Task requirements: State only the number of lines that include "Travel".

Extracted data entries:
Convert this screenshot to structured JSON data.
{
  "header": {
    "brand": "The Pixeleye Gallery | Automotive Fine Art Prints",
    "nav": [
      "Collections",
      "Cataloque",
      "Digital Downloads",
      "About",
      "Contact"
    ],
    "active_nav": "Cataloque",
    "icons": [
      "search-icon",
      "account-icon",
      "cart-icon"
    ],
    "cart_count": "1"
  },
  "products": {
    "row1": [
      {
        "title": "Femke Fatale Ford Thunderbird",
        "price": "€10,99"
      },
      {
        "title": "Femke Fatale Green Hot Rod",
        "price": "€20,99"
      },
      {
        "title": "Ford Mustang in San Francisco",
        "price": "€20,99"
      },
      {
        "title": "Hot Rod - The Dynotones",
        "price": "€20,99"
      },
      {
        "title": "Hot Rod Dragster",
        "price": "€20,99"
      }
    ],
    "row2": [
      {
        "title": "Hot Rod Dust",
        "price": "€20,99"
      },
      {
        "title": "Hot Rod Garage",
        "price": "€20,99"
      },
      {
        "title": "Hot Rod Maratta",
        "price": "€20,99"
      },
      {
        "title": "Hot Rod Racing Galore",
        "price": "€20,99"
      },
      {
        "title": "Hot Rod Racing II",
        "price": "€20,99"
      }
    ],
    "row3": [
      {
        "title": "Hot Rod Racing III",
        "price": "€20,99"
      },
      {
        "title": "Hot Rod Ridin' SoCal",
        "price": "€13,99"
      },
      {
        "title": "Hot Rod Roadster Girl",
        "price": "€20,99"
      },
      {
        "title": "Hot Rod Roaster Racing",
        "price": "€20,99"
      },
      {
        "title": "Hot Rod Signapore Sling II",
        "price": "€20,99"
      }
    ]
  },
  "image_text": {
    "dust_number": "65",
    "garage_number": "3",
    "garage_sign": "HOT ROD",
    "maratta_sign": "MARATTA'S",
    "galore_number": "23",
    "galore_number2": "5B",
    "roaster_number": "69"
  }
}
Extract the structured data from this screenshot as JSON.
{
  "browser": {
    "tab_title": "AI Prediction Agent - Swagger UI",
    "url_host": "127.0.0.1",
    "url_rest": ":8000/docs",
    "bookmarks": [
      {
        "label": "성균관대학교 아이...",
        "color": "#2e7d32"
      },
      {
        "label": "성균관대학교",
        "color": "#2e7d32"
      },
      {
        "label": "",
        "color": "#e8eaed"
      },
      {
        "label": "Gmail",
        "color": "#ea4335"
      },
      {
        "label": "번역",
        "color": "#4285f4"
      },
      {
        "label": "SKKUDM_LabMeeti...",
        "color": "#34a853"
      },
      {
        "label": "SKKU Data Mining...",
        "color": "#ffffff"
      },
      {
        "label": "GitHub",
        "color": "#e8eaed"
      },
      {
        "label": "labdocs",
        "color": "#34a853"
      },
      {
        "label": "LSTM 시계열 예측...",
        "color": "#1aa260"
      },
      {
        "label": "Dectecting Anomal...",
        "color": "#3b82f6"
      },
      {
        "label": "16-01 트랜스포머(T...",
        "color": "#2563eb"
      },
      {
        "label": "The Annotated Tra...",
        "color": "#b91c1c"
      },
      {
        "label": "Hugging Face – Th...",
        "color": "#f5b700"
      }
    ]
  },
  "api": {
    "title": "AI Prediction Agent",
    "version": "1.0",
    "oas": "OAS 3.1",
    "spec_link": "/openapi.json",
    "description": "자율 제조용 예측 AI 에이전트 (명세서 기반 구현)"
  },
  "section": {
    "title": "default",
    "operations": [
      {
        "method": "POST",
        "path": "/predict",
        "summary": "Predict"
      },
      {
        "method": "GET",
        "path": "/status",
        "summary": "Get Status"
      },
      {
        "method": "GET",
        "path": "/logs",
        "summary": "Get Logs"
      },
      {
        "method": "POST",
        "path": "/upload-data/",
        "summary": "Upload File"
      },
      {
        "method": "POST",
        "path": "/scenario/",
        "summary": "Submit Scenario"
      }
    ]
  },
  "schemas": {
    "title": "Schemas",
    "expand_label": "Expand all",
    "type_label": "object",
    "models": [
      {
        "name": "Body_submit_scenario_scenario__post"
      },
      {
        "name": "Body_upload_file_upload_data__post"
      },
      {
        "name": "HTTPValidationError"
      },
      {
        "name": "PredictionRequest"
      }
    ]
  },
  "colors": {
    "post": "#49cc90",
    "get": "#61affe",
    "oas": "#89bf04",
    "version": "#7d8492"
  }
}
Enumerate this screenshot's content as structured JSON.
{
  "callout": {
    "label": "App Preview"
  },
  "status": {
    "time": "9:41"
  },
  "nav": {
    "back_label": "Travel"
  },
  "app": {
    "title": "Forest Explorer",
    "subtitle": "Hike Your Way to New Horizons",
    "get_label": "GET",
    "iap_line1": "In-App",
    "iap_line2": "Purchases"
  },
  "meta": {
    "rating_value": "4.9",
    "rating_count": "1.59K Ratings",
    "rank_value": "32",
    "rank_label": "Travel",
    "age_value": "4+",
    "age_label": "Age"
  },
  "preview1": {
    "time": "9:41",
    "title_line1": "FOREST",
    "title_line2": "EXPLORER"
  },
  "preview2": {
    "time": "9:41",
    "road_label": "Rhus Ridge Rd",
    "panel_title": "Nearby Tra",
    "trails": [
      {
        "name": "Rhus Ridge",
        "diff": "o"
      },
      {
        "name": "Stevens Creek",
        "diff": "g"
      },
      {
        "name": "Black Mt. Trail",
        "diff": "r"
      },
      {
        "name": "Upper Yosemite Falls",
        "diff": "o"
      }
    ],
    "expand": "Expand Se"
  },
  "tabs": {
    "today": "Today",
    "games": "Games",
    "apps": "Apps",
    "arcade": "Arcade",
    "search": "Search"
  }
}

The solution: 2